Copy out every line in the entries below that includes "caption".

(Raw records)
•••••

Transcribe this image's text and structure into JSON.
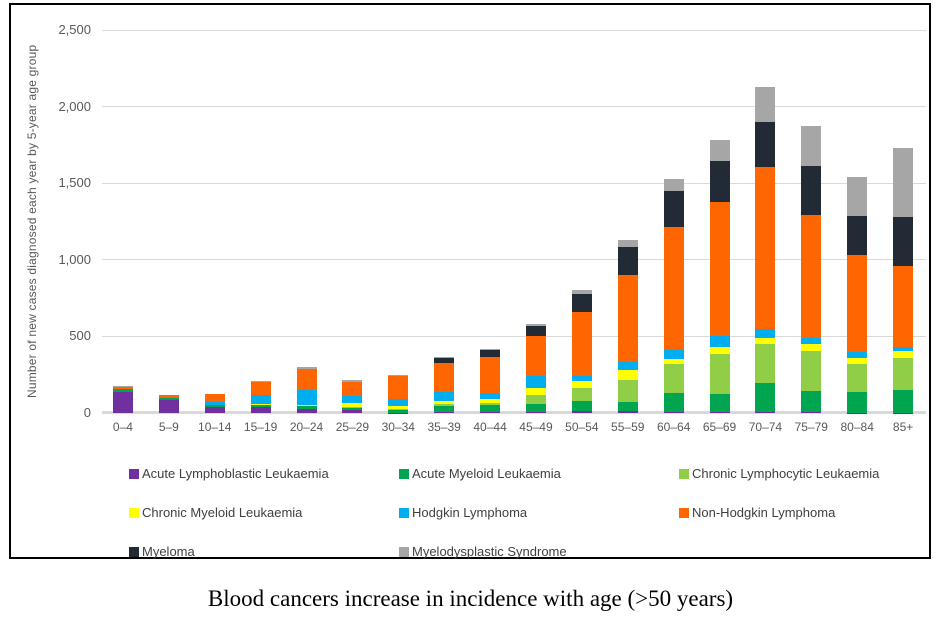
{
  "caption": "Blood cancers increase in incidence with age (>50 years)",
  "chart_data": {
    "type": "bar",
    "stacked": true,
    "caption": "Blood cancers increase in incidence with age (>50 years)",
    "ylabel": "Number of new cases diagnosed each year by 5-year age group",
    "xlabel": "",
    "ylim": [
      0,
      2500
    ],
    "grid": true,
    "legend_position": "bottom",
    "y_ticks": [
      "0",
      "500",
      "1,000",
      "1,500",
      "2,000",
      "2,500"
    ],
    "categories": [
      "0–4",
      "5–9",
      "10–14",
      "15–19",
      "20–24",
      "25–29",
      "30–34",
      "35–39",
      "40–44",
      "45–49",
      "50–54",
      "55–59",
      "60–64",
      "65–69",
      "70–74",
      "75–79",
      "80–84",
      "85+"
    ],
    "series": [
      {
        "name": "Acute Lymphoblastic Leukaemia",
        "color": "#7030A0",
        "values": [
          135,
          88,
          40,
          38,
          26,
          17,
          3,
          4,
          4,
          5,
          10,
          10,
          8,
          5,
          8,
          4,
          3,
          3
        ]
      },
      {
        "name": "Acute Myeloid Leukaemia",
        "color": "#00A54F",
        "values": [
          22,
          7,
          10,
          15,
          17,
          15,
          15,
          45,
          48,
          52,
          70,
          60,
          120,
          120,
          190,
          140,
          135,
          150
        ]
      },
      {
        "name": "Chronic Lymphocytic Leukaemia",
        "color": "#8FCE46",
        "values": [
          0,
          0,
          0,
          0,
          0,
          5,
          5,
          12,
          15,
          60,
          85,
          145,
          190,
          260,
          250,
          260,
          180,
          205
        ]
      },
      {
        "name": "Chronic Myeloid Leukaemia",
        "color": "#FFFF00",
        "values": [
          0,
          0,
          2,
          8,
          9,
          26,
          20,
          17,
          22,
          48,
          42,
          65,
          35,
          48,
          45,
          48,
          43,
          45
        ]
      },
      {
        "name": "Hodgkin Lymphoma",
        "color": "#00AEEF",
        "values": [
          3,
          6,
          22,
          55,
          100,
          46,
          48,
          60,
          43,
          80,
          35,
          55,
          60,
          70,
          55,
          40,
          37,
          30
        ]
      },
      {
        "name": "Non-Hodgkin Lymphoma",
        "color": "#FF6600",
        "values": [
          12,
          15,
          48,
          85,
          137,
          96,
          150,
          190,
          235,
          260,
          420,
          565,
          800,
          875,
          1060,
          800,
          635,
          530
        ]
      },
      {
        "name": "Myeloma",
        "color": "#222A35",
        "values": [
          0,
          0,
          0,
          0,
          0,
          0,
          0,
          30,
          43,
          65,
          115,
          185,
          235,
          270,
          290,
          320,
          255,
          320
        ]
      },
      {
        "name": "Myelodysplastic Syndrome",
        "color": "#A6A6A6",
        "values": [
          3,
          2,
          3,
          8,
          11,
          11,
          9,
          8,
          5,
          10,
          28,
          45,
          80,
          135,
          230,
          265,
          255,
          445
        ]
      }
    ]
  }
}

•••••

→ **SOLUTION FOR THIS TASK**:
  "caption": "Blood cancers increase in incidence with age (>50 years)",
    "caption": "Blood cancers increase in incidence with age (>50 years)",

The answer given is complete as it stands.